_Task description_
Copy the rows verbatim, from the very first one through the line containing "leader-marketing <box>670 287 741 295</box>", including that line.

_Stored data_
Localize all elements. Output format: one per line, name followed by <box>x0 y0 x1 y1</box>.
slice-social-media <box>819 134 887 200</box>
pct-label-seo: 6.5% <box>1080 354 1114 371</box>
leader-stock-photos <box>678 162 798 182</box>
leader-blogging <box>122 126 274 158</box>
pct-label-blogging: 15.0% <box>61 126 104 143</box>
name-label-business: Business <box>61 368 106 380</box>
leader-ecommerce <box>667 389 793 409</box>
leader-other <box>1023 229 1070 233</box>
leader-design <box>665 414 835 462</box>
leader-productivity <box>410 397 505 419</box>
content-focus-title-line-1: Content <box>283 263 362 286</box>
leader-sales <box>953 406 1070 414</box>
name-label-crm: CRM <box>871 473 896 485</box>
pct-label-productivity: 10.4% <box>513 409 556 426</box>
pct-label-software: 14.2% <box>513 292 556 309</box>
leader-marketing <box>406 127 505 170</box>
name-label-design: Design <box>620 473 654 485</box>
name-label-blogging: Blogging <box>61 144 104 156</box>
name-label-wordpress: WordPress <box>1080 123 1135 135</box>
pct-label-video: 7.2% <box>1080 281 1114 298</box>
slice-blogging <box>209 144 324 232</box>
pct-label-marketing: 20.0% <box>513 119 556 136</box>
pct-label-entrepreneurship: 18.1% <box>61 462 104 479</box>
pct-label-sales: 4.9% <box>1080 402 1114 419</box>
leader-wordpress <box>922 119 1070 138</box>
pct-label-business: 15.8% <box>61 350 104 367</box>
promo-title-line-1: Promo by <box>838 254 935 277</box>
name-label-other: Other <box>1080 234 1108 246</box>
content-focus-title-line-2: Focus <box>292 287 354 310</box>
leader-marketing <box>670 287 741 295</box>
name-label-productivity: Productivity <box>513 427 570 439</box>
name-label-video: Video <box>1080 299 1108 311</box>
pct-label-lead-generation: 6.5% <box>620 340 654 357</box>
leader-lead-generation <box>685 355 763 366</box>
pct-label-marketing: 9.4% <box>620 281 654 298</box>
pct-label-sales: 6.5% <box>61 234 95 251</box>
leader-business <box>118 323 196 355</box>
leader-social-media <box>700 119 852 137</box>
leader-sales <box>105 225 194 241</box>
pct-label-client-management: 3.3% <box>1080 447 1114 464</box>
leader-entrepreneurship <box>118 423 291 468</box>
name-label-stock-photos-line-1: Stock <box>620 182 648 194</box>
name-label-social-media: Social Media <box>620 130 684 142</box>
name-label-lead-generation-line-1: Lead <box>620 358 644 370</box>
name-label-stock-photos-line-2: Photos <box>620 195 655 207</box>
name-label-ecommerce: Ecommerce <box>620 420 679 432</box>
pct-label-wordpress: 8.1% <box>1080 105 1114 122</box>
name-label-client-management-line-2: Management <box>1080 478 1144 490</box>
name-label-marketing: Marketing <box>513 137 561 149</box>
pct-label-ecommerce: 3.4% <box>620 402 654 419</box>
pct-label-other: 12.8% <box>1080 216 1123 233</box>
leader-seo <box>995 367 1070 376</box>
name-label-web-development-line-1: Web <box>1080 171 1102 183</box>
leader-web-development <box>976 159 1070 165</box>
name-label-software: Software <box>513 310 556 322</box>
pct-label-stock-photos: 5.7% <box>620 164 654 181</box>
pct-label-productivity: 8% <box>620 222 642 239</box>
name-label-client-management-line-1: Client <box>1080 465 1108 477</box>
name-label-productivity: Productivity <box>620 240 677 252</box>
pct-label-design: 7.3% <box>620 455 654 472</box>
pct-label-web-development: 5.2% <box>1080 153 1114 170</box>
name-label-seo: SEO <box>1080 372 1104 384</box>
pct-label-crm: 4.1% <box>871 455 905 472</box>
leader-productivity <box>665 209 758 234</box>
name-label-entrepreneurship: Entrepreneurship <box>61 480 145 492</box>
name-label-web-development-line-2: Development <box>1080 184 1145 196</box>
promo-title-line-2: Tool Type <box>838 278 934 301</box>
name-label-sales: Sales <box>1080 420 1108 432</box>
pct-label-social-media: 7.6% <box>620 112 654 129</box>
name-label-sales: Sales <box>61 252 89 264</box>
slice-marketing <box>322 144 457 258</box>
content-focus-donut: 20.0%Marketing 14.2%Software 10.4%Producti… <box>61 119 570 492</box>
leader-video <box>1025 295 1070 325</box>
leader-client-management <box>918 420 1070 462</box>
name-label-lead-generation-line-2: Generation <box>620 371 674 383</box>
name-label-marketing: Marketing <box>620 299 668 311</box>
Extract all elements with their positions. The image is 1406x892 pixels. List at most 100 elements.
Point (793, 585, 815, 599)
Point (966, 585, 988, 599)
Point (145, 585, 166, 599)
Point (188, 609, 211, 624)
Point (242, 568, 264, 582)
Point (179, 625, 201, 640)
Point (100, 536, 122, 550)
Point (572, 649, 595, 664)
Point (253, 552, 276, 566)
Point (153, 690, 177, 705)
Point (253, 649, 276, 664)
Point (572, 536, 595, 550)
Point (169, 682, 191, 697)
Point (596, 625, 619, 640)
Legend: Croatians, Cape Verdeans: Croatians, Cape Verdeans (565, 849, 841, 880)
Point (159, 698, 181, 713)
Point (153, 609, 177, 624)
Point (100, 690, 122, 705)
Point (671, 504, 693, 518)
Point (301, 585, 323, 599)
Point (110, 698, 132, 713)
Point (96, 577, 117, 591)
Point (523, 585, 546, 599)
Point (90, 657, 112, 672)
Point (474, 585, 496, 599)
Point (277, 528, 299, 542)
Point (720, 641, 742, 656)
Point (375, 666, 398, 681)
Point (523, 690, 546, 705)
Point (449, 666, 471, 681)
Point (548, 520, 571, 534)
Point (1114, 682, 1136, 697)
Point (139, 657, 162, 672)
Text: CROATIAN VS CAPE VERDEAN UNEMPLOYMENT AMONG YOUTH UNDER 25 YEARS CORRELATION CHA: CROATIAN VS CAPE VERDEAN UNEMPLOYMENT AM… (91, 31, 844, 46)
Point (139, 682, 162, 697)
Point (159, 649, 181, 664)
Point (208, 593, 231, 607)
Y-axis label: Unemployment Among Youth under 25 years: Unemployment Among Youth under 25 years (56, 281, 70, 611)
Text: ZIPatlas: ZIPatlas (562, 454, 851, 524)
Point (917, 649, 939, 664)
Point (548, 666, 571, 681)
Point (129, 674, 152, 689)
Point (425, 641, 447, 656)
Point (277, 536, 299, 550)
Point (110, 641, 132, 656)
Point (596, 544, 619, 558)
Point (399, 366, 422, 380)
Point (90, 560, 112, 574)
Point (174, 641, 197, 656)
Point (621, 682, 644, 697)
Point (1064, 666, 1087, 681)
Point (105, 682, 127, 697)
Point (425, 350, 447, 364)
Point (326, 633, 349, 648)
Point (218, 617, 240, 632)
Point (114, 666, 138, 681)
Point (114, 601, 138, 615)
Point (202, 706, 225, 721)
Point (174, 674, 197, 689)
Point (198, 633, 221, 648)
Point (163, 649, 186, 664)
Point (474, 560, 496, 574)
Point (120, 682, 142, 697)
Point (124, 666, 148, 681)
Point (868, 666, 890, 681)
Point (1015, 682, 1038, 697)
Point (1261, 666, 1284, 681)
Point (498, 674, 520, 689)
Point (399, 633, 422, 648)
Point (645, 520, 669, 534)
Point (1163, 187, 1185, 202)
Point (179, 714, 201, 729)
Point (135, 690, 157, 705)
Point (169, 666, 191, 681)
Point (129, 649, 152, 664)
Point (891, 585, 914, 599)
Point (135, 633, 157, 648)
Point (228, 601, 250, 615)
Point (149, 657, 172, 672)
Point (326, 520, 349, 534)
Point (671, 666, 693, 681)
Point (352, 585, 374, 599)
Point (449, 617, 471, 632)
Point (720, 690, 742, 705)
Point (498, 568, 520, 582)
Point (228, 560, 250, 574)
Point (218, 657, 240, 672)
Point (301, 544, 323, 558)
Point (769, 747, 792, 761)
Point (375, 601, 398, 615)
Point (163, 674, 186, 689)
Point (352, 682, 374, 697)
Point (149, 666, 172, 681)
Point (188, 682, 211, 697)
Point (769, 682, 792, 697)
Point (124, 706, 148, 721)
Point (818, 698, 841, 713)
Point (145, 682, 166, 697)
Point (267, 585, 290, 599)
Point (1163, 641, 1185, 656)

_The result_
Localize all elements. Output format: one per line, name followed by <box>x0 y0 x1 y1</box>.
slice-social-media <box>819 134 887 200</box>
pct-label-seo: 6.5% <box>1080 354 1114 371</box>
leader-stock-photos <box>678 162 798 182</box>
leader-blogging <box>122 126 274 158</box>
pct-label-blogging: 15.0% <box>61 126 104 143</box>
name-label-business: Business <box>61 368 106 380</box>
leader-ecommerce <box>667 389 793 409</box>
leader-other <box>1023 229 1070 233</box>
leader-design <box>665 414 835 462</box>
leader-productivity <box>410 397 505 419</box>
content-focus-title-line-1: Content <box>283 263 362 286</box>
leader-sales <box>953 406 1070 414</box>
name-label-crm: CRM <box>871 473 896 485</box>
pct-label-productivity: 10.4% <box>513 409 556 426</box>
pct-label-software: 14.2% <box>513 292 556 309</box>
leader-marketing <box>406 127 505 170</box>
name-label-design: Design <box>620 473 654 485</box>
name-label-blogging: Blogging <box>61 144 104 156</box>
name-label-wordpress: WordPress <box>1080 123 1135 135</box>
pct-label-video: 7.2% <box>1080 281 1114 298</box>
slice-blogging <box>209 144 324 232</box>
pct-label-marketing: 20.0% <box>513 119 556 136</box>
pct-label-entrepreneurship: 18.1% <box>61 462 104 479</box>
pct-label-sales: 4.9% <box>1080 402 1114 419</box>
leader-wordpress <box>922 119 1070 138</box>
pct-label-business: 15.8% <box>61 350 104 367</box>
promo-title-line-1: Promo by <box>838 254 935 277</box>
name-label-other: Other <box>1080 234 1108 246</box>
content-focus-title-line-2: Focus <box>292 287 354 310</box>
leader-marketing <box>670 287 741 295</box>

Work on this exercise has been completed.